Exercise instructions
Pull every line with the word "ботами" out of the entries below.

Supplied material

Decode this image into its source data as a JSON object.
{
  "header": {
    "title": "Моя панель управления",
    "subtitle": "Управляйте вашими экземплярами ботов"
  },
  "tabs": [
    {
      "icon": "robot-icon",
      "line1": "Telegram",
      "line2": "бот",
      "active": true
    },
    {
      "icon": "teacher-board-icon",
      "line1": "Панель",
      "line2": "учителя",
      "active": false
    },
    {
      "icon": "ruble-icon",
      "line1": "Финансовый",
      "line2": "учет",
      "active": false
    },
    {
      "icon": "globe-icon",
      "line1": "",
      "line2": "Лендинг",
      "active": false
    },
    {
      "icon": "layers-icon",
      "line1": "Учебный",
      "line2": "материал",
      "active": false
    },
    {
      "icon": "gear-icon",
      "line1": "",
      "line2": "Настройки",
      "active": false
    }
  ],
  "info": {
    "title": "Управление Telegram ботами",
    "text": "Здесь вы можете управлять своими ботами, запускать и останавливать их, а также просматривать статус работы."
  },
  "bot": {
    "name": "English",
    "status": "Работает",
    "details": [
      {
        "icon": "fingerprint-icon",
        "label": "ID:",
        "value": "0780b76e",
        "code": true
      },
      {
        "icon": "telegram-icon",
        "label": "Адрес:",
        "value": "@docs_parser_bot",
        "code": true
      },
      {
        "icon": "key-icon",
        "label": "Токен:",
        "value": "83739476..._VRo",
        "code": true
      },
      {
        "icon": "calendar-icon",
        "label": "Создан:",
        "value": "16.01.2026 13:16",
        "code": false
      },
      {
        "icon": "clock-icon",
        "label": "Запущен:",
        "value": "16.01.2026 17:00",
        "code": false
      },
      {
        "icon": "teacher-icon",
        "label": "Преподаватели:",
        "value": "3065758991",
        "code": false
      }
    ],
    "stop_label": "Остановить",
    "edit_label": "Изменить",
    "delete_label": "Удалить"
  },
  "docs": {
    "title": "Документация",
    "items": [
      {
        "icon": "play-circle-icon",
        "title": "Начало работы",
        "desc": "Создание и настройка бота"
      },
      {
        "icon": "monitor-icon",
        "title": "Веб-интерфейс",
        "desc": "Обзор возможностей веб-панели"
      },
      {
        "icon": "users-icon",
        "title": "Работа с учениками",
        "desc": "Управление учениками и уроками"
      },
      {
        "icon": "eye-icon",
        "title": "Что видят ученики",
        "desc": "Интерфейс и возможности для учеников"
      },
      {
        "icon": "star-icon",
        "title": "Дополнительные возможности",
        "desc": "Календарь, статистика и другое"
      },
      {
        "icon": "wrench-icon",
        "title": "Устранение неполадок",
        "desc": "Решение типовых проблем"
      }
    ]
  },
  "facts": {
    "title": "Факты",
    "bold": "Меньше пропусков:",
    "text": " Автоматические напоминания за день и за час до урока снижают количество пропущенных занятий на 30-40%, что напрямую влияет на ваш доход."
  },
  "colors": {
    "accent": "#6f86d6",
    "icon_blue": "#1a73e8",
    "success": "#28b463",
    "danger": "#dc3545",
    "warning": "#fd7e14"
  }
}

Answer in full
    "title": "Управление Telegram ботами",
    "text": "Здесь вы можете управлять своими ботами, запускать и останавливать их, а также просматривать статус работы."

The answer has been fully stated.